BRANO ESTRATTO:
▬▬▬

L’esternalizzazione della gestione dei centri di permanenza per il rimpatrio e il rispetto dei diritti fondamentali. Nota a Consiglio di Stato, Sez. III, 7 ottobre 2025, n. 7839
Introduzione: la vicenda processuale e la sentenza di primo grado.
Con la sentenza del 7 ottobre 2025, n. 7839, la Terza Sezione del Consiglio di Stato ha in parte riformato la pronuncia del 29 ottobre 2024, n. 19012, del Tar Lazio, Roma, Sez. I-ter, annullando il decreto del Ministro dell’Interno del 4 marzo 2024, con il quale era stato approvato lo schema del capitolato d’appalto per la gestione e il funzionamento dei centri di permanenza per il rimpatrio (cpr).
L’arresto del Consiglio di Stato si offre come un’importante occasione per riflettere sui delicati problemi che riguardano la c.d. “detenzione amministrativa” alla luce della recente pronuncia del 9 luglio 2025, n. 96 della Corte costituzionale (S. Greco, 2025).
Il contenzioso qui commentato origina dall’azione di annullamento del detto decreto promossa dall’Associazione Studi Giuridici sull’Immigrazione (asgi) e da Cittadinanzattiva aps, che hanno lamentato davanti al giudice di prime cure l’inadeguatezza degli standard previsti dallo schema del capitolato d’appalto con riguardo all’assistenza sanitaria e alla presenza del personale medico-sanitario nei cpr. Secondo le ricorrenti, le disposizioni approvate con il decreto ministeriale impugnato sarebbero insufficienti a garantire la pienezza del diritto alla salute ex art. 32 Cost. e art. 2 della Convenzione europea dei diritti dell’uomo (cedu) di coloro che vengono trattenuti nei cpr in attesa di espulsione dal territorio italiano, oltre a essere inadeguate a prevenire forme di tortura a loro danno ai sensi dell’art. 3 cedu e della legge 9 novembre 2012, n. 195 di ratifica del Protocollo opzionale alla Convenzione delle Nazioni Unite contro la tortura e altri trattamenti o pene crudeli, inumani o degradanti, fatto a New York il 18 dicembre 2002.

▬▬▬

ISTRUZIONI:
[1] Sostituisci "Tar Lazio" con "Tribunale amministrativo regionale del Lazio" e riscrivi la parte della nota che parte da "Con la sentenza" e finisce con "il rimpatrio (cpr).".
[2] Elenca tutte le date complete di giorno, mese e anno che compaiono nella nota, ciascuna una sola volta.
I dati riportati qui sotto non servono.

DATI DI PARTENZA:
▬▬▬

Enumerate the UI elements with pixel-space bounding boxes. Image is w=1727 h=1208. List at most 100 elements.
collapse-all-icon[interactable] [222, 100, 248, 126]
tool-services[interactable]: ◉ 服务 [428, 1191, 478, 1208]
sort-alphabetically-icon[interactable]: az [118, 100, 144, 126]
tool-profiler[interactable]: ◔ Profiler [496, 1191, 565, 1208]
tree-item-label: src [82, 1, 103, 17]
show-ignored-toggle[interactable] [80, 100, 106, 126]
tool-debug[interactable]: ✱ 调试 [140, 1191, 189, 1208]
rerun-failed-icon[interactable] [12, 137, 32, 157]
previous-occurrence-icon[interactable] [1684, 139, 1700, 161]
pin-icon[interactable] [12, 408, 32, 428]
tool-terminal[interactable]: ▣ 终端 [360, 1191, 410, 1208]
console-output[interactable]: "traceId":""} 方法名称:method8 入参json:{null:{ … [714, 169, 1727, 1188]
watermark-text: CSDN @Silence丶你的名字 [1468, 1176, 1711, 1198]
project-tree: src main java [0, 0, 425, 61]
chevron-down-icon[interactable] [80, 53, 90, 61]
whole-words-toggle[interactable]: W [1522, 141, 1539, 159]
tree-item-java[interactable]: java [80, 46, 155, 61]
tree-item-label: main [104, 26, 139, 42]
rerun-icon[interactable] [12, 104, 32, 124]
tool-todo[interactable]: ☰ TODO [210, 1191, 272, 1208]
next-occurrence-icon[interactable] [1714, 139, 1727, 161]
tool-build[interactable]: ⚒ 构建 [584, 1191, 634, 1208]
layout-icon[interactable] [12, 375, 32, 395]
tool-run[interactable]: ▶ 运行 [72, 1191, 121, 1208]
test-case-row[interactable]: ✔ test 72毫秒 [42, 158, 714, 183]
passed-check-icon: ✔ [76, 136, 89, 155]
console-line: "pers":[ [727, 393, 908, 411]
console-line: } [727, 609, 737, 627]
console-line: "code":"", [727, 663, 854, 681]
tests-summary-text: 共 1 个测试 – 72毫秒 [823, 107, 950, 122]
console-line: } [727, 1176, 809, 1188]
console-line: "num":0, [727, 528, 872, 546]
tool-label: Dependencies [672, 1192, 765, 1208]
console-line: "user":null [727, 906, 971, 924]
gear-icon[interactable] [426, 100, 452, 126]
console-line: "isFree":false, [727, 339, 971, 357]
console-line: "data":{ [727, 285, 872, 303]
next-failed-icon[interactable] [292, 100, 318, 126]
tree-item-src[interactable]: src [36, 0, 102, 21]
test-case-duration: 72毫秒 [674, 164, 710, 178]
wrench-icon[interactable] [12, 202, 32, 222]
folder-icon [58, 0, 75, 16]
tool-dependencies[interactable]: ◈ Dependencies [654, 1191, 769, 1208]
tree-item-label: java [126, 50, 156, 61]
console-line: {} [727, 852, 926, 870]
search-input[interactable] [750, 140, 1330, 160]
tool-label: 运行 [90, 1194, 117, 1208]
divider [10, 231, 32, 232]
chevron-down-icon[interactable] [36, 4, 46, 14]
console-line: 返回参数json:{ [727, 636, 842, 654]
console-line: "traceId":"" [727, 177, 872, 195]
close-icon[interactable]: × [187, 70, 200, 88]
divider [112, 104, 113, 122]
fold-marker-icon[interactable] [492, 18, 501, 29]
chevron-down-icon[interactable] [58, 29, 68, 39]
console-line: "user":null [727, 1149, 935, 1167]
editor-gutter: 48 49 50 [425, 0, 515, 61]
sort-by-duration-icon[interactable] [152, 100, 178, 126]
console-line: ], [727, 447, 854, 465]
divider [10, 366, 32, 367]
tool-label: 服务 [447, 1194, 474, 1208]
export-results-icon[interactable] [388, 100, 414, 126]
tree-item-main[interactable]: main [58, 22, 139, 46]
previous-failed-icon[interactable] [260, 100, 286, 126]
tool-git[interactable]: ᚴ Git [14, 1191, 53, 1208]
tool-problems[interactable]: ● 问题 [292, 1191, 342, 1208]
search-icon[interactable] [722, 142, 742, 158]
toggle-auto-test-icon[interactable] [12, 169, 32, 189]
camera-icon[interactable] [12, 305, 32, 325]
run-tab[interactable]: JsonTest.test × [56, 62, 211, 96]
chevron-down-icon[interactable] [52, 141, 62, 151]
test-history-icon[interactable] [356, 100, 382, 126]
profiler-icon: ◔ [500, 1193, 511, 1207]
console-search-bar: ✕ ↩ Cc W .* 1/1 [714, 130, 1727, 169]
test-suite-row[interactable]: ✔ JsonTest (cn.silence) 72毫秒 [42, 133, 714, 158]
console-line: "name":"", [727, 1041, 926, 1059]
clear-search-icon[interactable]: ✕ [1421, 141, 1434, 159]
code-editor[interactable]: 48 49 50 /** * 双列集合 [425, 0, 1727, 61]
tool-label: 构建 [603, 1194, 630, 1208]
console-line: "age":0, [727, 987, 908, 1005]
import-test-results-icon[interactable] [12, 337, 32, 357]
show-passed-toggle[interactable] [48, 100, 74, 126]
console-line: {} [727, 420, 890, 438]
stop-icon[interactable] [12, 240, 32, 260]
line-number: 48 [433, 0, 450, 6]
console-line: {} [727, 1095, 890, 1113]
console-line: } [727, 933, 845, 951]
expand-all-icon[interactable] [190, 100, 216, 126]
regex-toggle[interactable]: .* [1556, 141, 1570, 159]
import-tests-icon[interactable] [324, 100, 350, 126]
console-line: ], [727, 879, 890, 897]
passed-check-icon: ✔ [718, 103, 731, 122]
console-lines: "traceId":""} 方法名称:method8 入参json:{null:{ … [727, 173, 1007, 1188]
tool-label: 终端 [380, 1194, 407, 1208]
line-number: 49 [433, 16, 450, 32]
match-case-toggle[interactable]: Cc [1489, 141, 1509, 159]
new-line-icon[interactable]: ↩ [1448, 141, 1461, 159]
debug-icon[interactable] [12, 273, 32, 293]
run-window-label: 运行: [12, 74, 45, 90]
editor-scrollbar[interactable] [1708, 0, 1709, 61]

▬▬▬

SOLUZIONI:
[1]
Con la sentenza del 7 ottobre 2025, n. 7839, la Terza Sezione del Consiglio di Stato ha in parte riformato la pronuncia del 29 ottobre 2024, n. 19012, del Tribunale amministrativo regionale del Lazio, Roma, Sez. I-ter, annullando il decreto del Ministro dell’Interno del 4 marzo 2024, con il quale era stato approvato lo schema del capitolato d’appalto per la gestione e il funzionamento dei centri di permanenza per il rimpatrio (cpr).

[2]
7 ottobre 2025
29 ottobre 2024
4 marzo 2024
9 luglio 2025
9 novembre 2012
18 dicembre 2002